──────── Exercise input

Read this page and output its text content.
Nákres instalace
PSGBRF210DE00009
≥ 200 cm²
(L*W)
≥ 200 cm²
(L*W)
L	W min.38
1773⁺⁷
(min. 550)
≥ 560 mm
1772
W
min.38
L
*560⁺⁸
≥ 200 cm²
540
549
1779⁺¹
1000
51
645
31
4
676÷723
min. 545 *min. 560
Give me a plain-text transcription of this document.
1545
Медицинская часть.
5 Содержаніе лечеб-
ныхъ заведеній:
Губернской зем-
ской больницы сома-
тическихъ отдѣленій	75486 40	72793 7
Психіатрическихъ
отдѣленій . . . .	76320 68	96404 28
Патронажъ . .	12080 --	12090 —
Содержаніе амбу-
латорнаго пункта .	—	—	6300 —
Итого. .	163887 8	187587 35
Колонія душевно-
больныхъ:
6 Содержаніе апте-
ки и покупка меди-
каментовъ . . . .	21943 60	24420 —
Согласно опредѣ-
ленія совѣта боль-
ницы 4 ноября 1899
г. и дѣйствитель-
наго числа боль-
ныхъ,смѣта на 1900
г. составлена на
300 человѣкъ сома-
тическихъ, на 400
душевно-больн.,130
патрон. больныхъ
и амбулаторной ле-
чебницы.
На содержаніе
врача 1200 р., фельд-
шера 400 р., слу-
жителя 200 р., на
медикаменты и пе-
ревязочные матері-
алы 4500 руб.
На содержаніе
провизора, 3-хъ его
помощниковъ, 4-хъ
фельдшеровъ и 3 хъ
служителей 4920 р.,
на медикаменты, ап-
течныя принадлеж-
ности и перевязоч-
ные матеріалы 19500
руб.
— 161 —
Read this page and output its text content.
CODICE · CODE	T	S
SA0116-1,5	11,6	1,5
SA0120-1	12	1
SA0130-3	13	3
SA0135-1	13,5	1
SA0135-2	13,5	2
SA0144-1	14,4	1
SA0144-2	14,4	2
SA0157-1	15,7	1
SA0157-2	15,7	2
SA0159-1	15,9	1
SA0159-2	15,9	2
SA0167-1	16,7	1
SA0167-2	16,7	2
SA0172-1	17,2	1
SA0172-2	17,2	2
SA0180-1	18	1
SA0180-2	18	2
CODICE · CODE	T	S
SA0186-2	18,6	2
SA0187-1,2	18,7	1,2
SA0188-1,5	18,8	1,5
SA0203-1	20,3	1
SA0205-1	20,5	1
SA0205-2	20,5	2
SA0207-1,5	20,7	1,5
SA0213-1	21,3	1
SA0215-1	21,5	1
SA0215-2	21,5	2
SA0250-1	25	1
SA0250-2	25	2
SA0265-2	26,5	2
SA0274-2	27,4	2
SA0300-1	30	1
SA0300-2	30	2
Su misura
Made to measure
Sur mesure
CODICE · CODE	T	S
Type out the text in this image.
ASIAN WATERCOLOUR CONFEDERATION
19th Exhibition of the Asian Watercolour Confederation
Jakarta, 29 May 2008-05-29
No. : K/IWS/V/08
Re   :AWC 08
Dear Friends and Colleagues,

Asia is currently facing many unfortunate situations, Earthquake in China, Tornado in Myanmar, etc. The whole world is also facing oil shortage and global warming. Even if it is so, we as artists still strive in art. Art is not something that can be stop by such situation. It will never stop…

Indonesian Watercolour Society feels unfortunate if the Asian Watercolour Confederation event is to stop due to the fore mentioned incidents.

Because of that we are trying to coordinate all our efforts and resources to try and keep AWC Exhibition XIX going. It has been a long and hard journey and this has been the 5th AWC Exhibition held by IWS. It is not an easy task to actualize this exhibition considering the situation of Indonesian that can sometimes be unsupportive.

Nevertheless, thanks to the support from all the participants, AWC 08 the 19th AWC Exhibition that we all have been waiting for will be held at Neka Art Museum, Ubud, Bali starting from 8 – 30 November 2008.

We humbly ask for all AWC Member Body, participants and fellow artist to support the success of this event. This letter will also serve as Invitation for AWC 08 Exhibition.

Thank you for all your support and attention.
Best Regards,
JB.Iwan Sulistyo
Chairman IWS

────────────────

● What to do: Pull every line containing "event" out of the records.

● Complete answer:
Indonesian Watercolour Society feels unfortunate if the Asian Watercolour Confederation event is to stop due to the fore mentioned incidents.
We humbly ask for all AWC Member Body, participants and fellow artist to support the success of this event. This letter will also serve as Invitation for AWC 08 Exhibition.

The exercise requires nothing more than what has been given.